═══ RECORDS SHOWN

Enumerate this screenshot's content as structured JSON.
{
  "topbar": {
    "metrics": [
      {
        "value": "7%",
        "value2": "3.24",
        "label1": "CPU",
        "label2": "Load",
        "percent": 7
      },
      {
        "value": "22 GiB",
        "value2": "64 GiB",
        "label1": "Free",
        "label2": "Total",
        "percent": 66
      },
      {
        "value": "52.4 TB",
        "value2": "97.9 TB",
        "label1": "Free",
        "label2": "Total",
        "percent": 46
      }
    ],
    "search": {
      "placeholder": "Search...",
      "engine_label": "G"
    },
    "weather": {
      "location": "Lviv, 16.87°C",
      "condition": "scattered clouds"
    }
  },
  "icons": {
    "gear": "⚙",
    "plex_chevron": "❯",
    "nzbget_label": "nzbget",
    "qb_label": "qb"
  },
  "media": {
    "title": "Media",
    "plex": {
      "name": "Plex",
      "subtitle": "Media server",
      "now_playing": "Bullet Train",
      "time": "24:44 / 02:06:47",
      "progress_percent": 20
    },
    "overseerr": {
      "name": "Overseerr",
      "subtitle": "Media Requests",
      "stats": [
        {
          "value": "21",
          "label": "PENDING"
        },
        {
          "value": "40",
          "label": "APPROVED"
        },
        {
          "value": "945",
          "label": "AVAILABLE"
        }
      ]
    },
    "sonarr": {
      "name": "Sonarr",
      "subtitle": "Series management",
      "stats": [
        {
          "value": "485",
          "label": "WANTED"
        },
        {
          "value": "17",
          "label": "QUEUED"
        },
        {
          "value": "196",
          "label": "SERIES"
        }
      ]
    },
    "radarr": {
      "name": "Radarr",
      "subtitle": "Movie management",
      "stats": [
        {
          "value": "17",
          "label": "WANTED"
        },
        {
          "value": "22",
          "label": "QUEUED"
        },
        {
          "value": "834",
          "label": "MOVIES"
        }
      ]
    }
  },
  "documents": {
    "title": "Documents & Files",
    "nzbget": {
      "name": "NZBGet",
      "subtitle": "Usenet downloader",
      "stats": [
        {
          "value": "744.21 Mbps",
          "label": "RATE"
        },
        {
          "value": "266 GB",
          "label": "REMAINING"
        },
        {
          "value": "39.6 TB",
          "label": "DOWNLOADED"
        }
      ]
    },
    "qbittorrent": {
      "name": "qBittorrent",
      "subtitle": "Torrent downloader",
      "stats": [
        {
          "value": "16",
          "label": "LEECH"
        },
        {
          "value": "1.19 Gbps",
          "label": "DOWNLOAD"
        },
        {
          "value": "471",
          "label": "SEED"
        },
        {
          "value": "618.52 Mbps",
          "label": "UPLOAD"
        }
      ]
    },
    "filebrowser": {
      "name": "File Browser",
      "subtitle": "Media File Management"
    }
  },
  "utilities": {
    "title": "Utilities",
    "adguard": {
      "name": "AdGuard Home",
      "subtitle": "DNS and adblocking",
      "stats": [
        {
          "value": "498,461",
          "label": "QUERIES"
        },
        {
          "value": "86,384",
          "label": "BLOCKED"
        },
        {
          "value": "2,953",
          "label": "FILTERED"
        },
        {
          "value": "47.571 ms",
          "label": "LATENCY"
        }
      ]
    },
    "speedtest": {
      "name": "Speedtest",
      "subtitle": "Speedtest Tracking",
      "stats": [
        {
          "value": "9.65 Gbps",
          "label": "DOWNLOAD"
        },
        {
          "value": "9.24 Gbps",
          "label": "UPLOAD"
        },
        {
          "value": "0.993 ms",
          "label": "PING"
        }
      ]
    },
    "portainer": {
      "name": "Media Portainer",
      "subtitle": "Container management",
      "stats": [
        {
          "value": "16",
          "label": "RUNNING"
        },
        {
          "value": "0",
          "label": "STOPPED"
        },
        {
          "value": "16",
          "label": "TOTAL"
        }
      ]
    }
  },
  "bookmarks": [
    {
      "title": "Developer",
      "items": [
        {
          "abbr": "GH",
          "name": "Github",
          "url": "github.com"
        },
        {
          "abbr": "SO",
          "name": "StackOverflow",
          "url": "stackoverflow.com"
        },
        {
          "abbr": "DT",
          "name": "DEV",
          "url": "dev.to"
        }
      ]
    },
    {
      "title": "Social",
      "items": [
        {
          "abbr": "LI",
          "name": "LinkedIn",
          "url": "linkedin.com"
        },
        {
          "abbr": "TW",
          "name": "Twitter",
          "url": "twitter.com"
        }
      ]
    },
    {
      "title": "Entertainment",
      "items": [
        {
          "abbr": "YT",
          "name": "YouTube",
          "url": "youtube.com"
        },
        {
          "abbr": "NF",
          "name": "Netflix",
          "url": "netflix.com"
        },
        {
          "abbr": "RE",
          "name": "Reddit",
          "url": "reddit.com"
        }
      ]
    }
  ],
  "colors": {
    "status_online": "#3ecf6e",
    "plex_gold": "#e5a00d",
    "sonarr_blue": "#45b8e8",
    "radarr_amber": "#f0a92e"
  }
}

══════

* **GIVEN EXERCISE**:
Using the material above, print every entry exactly as written.

* **CORRECT ANSWER**:
Enumerate this screenshot's content as structured JSON.
{
  "topbar": {
    "metrics": [
      {
        "value": "7%",
        "value2": "3.24",
        "label1": "CPU",
        "label2": "Load",
        "percent": 7
      },
      {
        "value": "22 GiB",
        "value2": "64 GiB",
        "label1": "Free",
        "label2": "Total",
        "percent": 66
      },
      {
        "value": "52.4 TB",
        "value2": "97.9 TB",
        "label1": "Free",
        "label2": "Total",
        "percent": 46
      }
    ],
    "search": {
      "placeholder": "Search...",
      "engine_label": "G"
    },
    "weather": {
      "location": "Lviv, 16.87°C",
      "condition": "scattered clouds"
    }
  },
  "icons": {
    "gear": "⚙",
    "plex_chevron": "❯",
    "nzbget_label": "nzbget",
    "qb_label": "qb"
  },
  "media": {
    "title": "Media",
    "plex": {
      "name": "Plex",
      "subtitle": "Media server",
      "now_playing": "Bullet Train",
      "time": "24:44 / 02:06:47",
      "progress_percent": 20
    },
    "overseerr": {
      "name": "Overseerr",
      "subtitle": "Media Requests",
      "stats": [
        {
          "value": "21",
          "label": "PENDING"
        },
        {
          "value": "40",
          "label": "APPROVED"
        },
        {
          "value": "945",
          "label": "AVAILABLE"
        }
      ]
    },
    "sonarr": {
      "name": "Sonarr",
      "subtitle": "Series management",
      "stats": [
        {
          "value": "485",
          "label": "WANTED"
        },
        {
          "value": "17",
          "label": "QUEUED"
        },
        {
          "value": "196",
          "label": "SERIES"
        }
      ]
    },
    "radarr": {
      "name": "Radarr",
      "subtitle": "Movie management",
      "stats": [
        {
          "value": "17",
          "label": "WANTED"
        },
        {
          "value": "22",
          "label": "QUEUED"
        },
        {
          "value": "834",
          "label": "MOVIES"
        }
      ]
    }
  },
  "documents": {
    "title": "Documents & Files",
    "nzbget": {
      "name": "NZBGet",
      "subtitle": "Usenet downloader",
      "stats": [
        {
          "value": "744.21 Mbps",
          "label": "RATE"
        },
        {
          "value": "266 GB",
          "label": "REMAINING"
        },
        {
          "value": "39.6 TB",
          "label": "DOWNLOADED"
        }
      ]
    },
    "qbittorrent": {
      "name": "qBittorrent",
      "subtitle": "Torrent downloader",
      "stats": [
        {
          "value": "16",
          "label": "LEECH"
        },
        {
          "value": "1.19 Gbps",
          "label": "DOWNLOAD"
        },
        {
          "value": "471",
          "label": "SEED"
        },
        {
          "value": "618.52 Mbps",
          "label": "UPLOAD"
        }
      ]
    },
    "filebrowser": {
      "name": "File Browser",
      "subtitle": "Media File Management"
    }
  },
  "utilities": {
    "title": "Utilities",
    "adguard": {
      "name": "AdGuard Home",
      "subtitle": "DNS and adblocking",
      "stats": [
        {
          "value": "498,461",
          "label": "QUERIES"
        },
        {
          "value": "86,384",
          "label": "BLOCKED"
        },
        {
          "value": "2,953",
          "label": "FILTERED"
        },
        {
          "value": "47.571 ms",
          "label": "LATENCY"
        }
      ]
    },
    "speedtest": {
      "name": "Speedtest",
      "subtitle": "Speedtest Tracking",
      "stats": [
        {
          "value": "9.65 Gbps",
          "label": "DOWNLOAD"
        },
        {
          "value": "9.24 Gbps",
          "label": "UPLOAD"
        },
        {
          "value": "0.993 ms",
          "label": "PING"
        }
      ]
    },
    "portainer": {
      "name": "Media Portainer",
      "subtitle": "Container management",
      "stats": [
        {
          "value": "16",
          "label": "RUNNING"
        },
        {
          "value": "0",
          "label": "STOPPED"
        },
        {
          "value": "16",
          "label": "TOTAL"
        }
      ]
    }
  },
  "bookmarks": [
    {
      "title": "Developer",
      "items": [
        {
          "abbr": "GH",
          "name": "Github",
          "url": "github.com"
        },
        {
          "abbr": "SO",
          "name": "StackOverflow",
          "url": "stackoverflow.com"
        },
        {
          "abbr": "DT",
          "name": "DEV",
          "url": "dev.to"
        }
      ]
    },
    {
      "title": "Social",
      "items": [
        {
          "abbr": "LI",
          "name": "LinkedIn",
          "url": "linkedin.com"
        },
        {
          "abbr": "TW",
          "name": "Twitter",
          "url": "twitter.com"
        }
      ]
    },
    {
      "title": "Entertainment",
      "items": [
        {
          "abbr": "YT",
          "name": "YouTube",
          "url": "youtube.com"
        },
        {
          "abbr": "NF",
          "name": "Netflix",
          "url": "netflix.com"
        },
        {
          "abbr": "RE",
          "name": "Reddit",
          "url": "reddit.com"
        }
      ]
    }
  ],
  "colors": {
    "status_online": "#3ecf6e",
    "plex_gold": "#e5a00d",
    "sonarr_blue": "#45b8e8",
    "radarr_amber": "#f0a92e"
  }
}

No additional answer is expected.